#### Task objective
From the entries below, list each line with "cargo".

#### Available records
○ ○ ○

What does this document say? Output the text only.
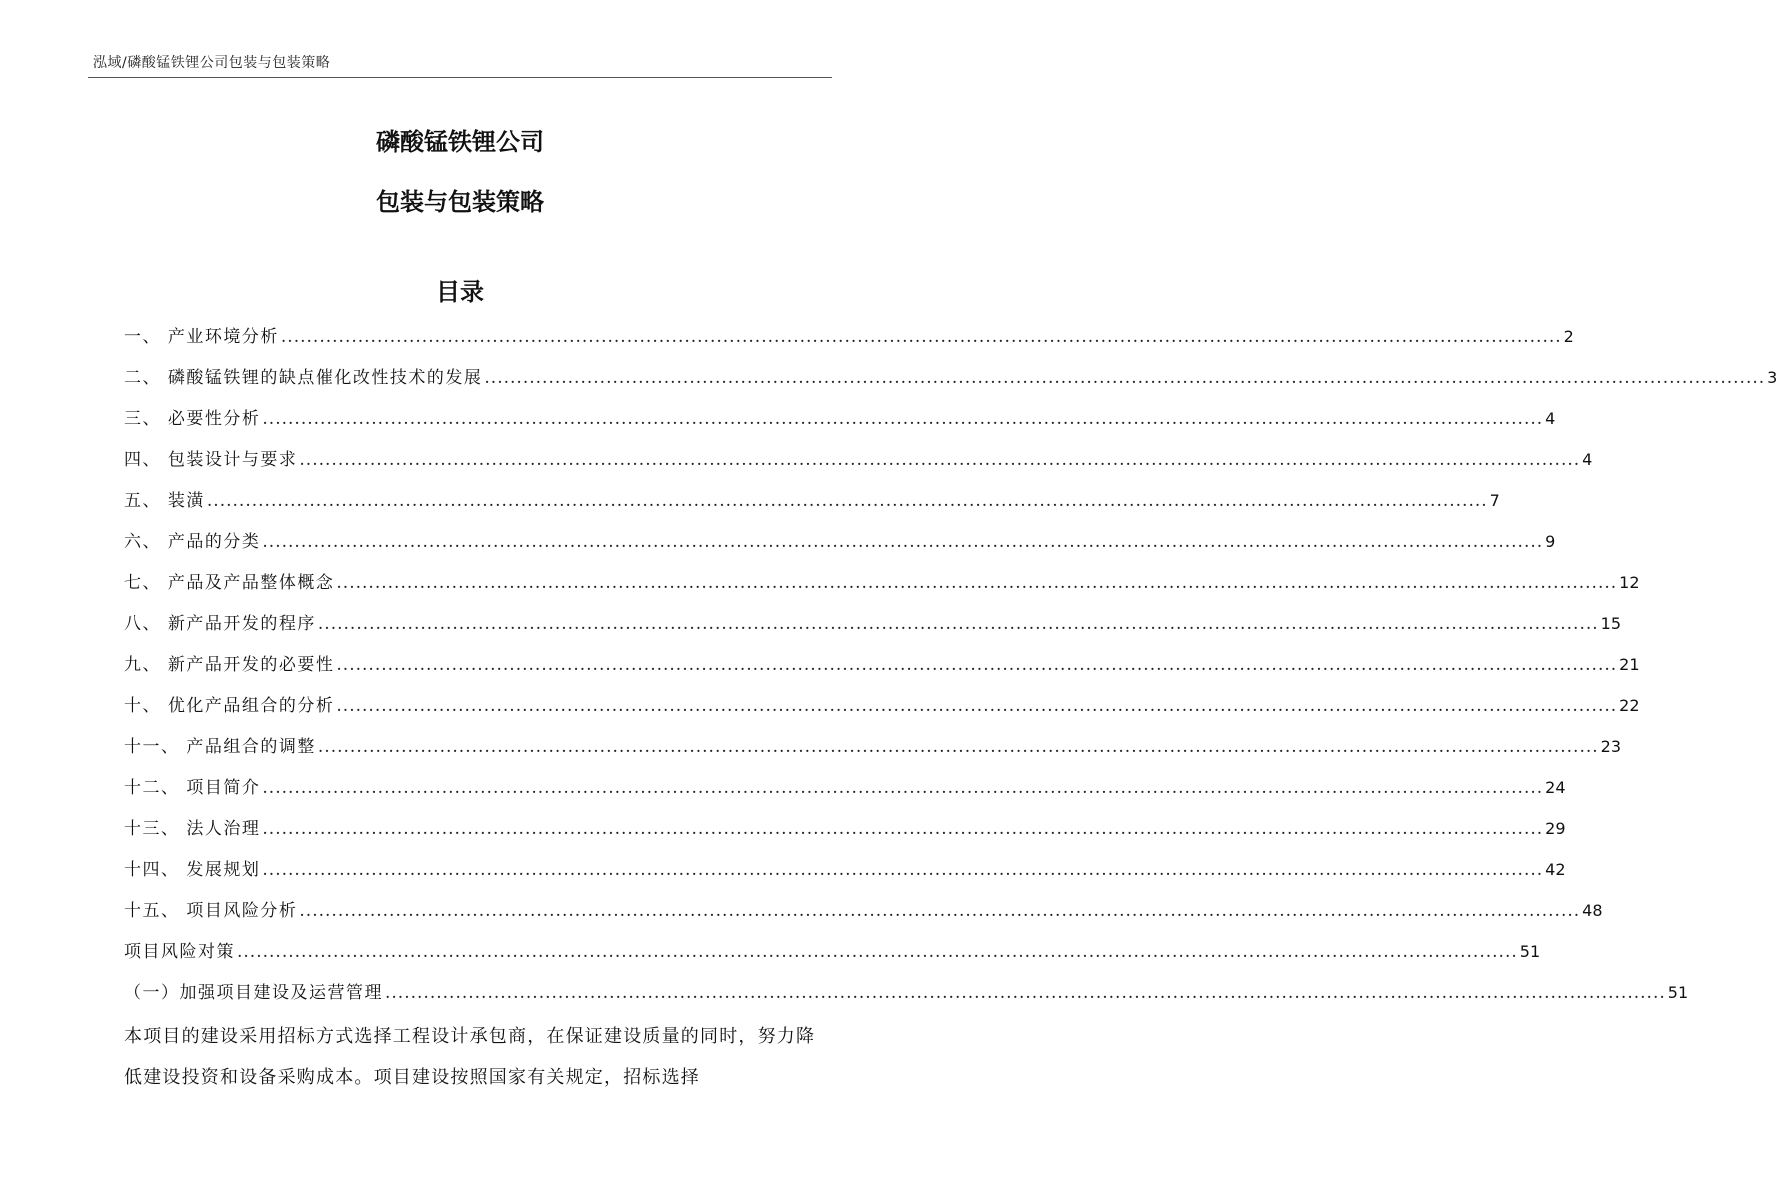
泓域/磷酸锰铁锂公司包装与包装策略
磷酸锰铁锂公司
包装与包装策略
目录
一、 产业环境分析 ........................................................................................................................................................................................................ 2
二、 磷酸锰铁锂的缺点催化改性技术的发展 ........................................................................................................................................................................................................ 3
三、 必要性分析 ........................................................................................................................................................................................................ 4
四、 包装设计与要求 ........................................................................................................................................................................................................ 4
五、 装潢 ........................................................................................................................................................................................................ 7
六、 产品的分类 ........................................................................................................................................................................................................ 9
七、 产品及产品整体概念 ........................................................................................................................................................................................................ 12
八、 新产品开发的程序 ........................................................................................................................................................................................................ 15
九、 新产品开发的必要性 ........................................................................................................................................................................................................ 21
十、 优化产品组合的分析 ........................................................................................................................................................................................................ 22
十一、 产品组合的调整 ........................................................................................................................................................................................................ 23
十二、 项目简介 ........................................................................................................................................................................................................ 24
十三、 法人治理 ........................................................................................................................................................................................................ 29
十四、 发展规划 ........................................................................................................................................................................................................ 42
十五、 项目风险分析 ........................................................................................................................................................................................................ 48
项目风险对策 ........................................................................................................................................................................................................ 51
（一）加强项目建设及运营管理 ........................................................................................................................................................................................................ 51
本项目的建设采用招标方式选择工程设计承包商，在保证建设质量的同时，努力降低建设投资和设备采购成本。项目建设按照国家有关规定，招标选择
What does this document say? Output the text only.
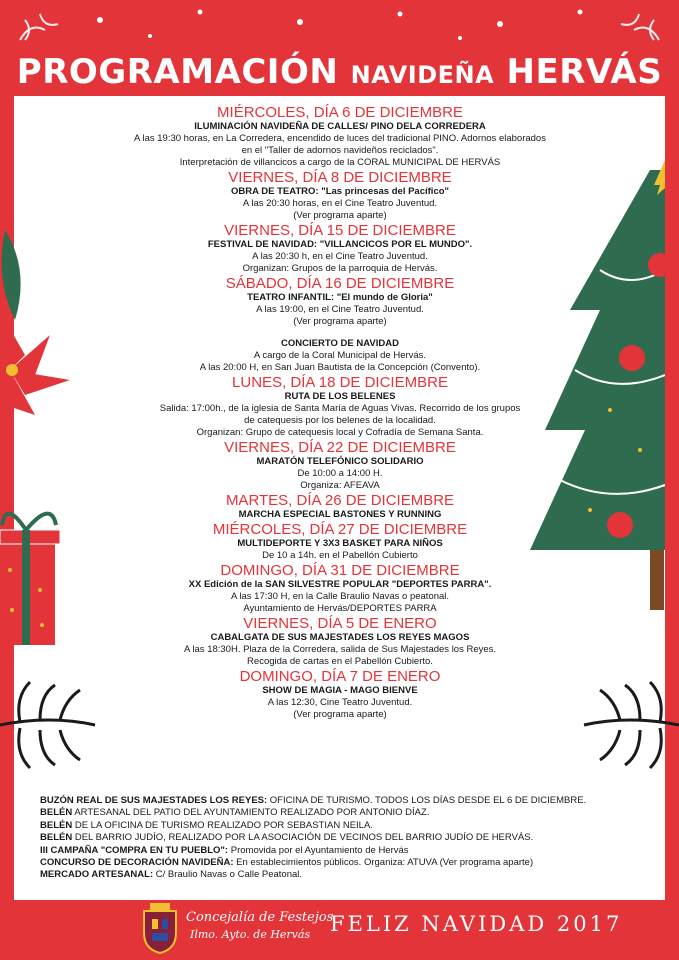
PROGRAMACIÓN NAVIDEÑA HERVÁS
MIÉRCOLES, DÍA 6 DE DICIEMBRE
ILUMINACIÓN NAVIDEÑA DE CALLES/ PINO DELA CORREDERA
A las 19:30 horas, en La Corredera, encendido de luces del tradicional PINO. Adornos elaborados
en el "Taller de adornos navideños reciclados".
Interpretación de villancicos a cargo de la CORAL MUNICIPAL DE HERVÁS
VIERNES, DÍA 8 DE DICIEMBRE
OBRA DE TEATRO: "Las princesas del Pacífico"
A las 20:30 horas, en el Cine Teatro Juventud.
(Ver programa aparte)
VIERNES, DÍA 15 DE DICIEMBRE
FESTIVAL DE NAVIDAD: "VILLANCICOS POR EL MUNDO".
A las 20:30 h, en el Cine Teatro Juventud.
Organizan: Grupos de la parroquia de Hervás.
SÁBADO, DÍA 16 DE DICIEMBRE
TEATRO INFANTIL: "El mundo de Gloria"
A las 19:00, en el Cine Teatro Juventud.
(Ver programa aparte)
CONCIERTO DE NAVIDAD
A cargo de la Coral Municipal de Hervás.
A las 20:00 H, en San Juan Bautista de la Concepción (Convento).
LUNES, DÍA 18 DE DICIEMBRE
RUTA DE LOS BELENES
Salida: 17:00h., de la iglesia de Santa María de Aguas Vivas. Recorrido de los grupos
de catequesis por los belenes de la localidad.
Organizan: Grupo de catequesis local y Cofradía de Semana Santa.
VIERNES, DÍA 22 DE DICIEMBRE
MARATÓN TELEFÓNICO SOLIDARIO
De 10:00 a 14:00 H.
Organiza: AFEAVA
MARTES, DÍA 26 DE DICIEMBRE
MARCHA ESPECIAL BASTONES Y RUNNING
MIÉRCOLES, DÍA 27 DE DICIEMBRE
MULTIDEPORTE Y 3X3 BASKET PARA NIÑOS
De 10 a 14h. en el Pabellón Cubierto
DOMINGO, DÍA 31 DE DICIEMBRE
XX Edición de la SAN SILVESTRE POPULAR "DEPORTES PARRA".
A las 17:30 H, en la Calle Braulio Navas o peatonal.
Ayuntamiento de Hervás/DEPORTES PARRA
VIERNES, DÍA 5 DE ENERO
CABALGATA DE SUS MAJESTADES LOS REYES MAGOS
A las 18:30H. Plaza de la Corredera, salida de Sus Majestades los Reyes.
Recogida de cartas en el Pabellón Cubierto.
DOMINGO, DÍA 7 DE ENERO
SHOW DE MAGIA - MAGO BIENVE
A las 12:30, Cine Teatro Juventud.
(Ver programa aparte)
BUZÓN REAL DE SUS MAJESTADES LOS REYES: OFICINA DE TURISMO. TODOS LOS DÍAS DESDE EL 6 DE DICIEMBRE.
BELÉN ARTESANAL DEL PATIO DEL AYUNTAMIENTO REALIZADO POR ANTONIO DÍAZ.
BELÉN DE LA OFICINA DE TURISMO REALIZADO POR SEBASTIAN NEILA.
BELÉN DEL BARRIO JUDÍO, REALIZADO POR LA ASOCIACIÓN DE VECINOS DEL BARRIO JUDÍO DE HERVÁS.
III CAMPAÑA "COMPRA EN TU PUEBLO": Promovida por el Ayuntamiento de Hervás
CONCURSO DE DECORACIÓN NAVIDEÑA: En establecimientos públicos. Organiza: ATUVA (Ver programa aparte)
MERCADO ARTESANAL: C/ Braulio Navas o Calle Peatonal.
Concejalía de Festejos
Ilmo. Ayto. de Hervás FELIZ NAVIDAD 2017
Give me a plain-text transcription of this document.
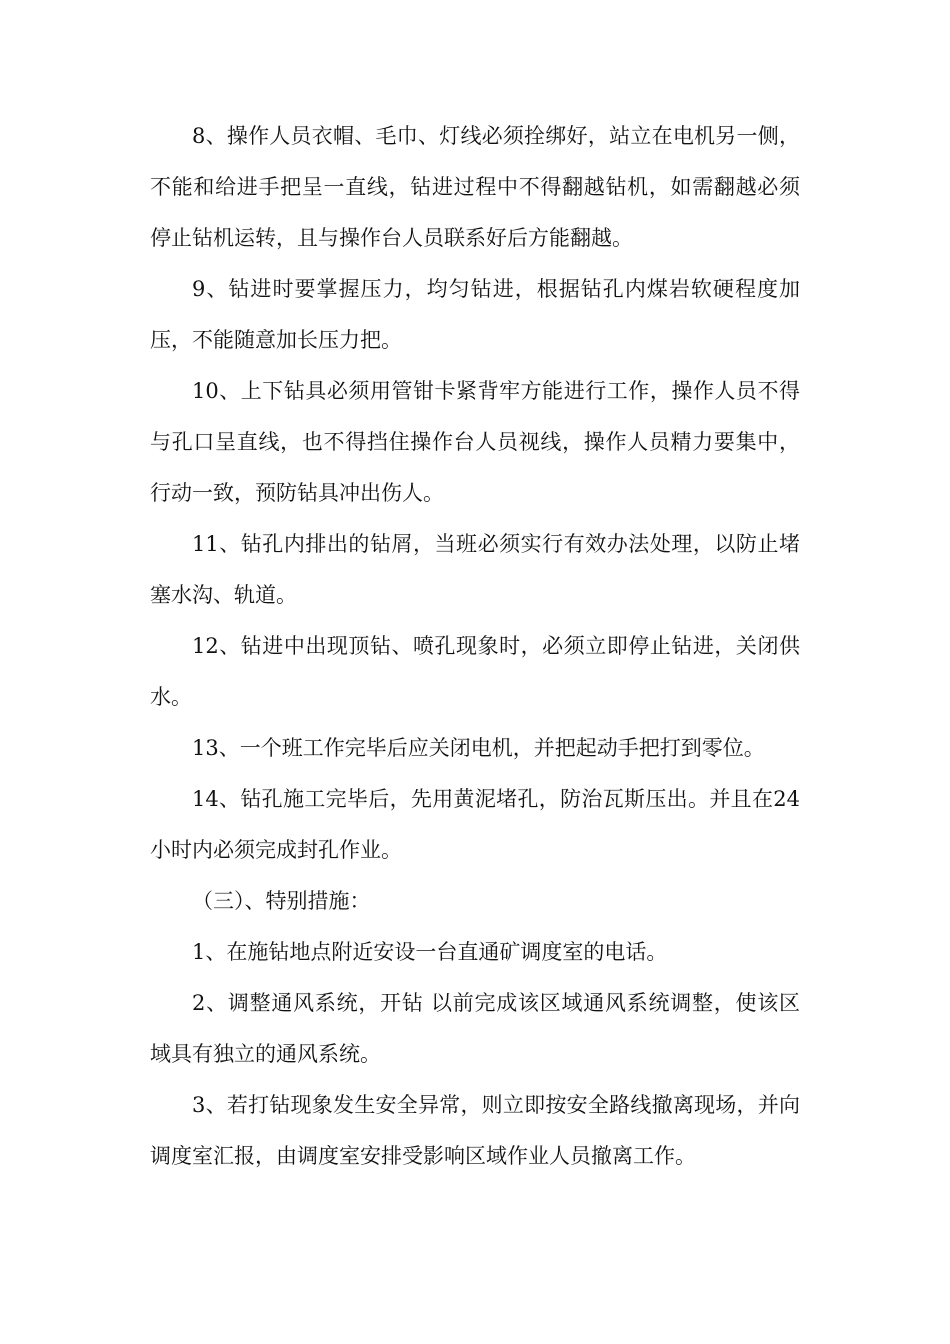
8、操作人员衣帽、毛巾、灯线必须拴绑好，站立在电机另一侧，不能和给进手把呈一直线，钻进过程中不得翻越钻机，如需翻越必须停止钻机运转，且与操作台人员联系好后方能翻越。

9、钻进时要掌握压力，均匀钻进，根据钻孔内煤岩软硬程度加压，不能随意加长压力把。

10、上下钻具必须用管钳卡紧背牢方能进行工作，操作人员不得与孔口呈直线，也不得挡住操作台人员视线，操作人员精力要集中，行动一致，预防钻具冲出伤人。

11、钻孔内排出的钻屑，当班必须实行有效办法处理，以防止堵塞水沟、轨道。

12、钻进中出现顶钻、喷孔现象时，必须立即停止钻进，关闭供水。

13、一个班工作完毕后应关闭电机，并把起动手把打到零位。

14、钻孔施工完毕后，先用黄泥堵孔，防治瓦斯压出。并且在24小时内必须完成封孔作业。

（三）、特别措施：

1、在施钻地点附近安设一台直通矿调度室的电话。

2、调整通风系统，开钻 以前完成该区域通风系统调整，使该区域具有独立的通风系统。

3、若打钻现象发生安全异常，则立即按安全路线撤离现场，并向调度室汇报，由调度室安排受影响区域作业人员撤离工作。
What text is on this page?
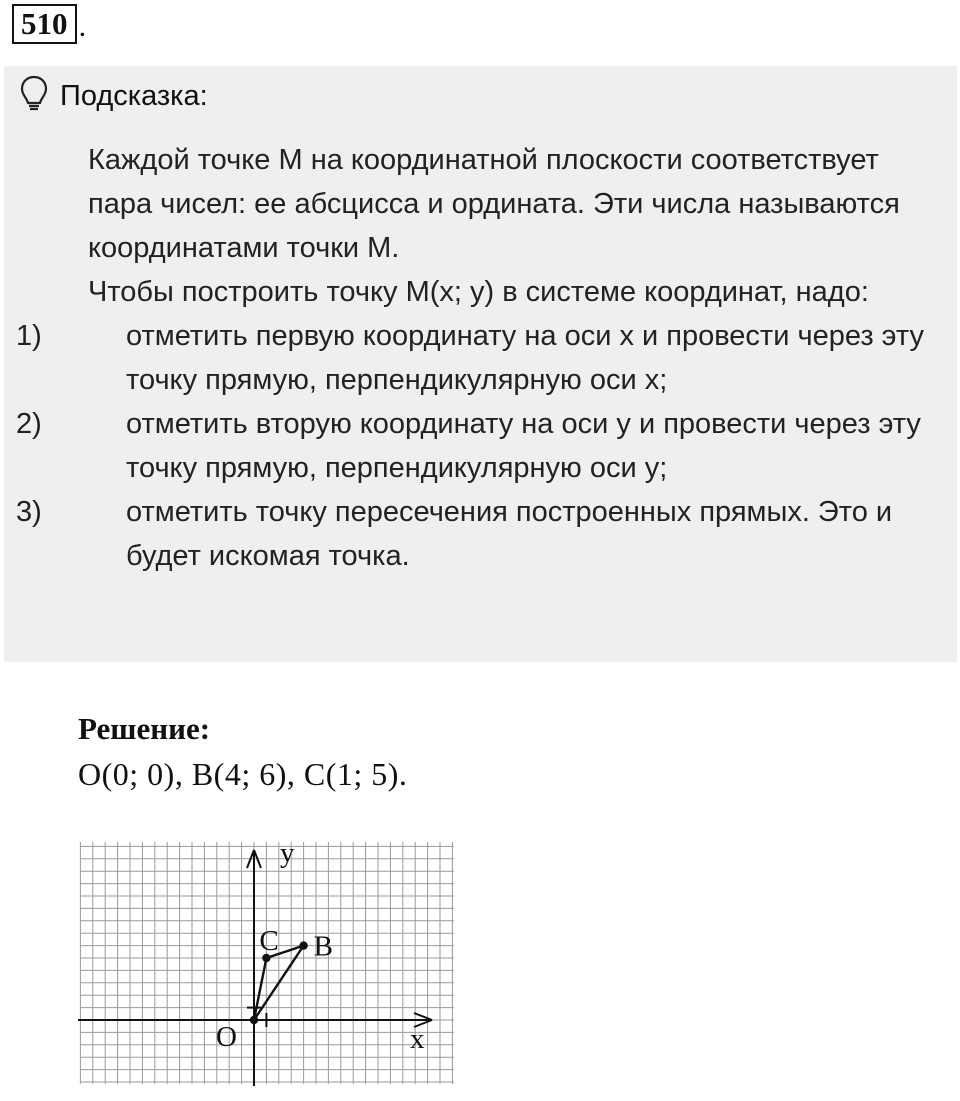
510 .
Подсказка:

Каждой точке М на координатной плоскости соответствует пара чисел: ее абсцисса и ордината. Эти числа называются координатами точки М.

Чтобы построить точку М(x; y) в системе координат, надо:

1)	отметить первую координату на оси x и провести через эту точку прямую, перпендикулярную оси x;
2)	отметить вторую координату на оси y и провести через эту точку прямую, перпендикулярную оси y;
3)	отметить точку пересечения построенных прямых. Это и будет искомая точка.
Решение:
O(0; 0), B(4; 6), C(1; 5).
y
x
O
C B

○ ○ ○

#### Task result
Interpretación de villancicos a cargo de la CORAL MUNICIPAL DE HERVÁS
A cargo de la Coral Municipal de Hervás.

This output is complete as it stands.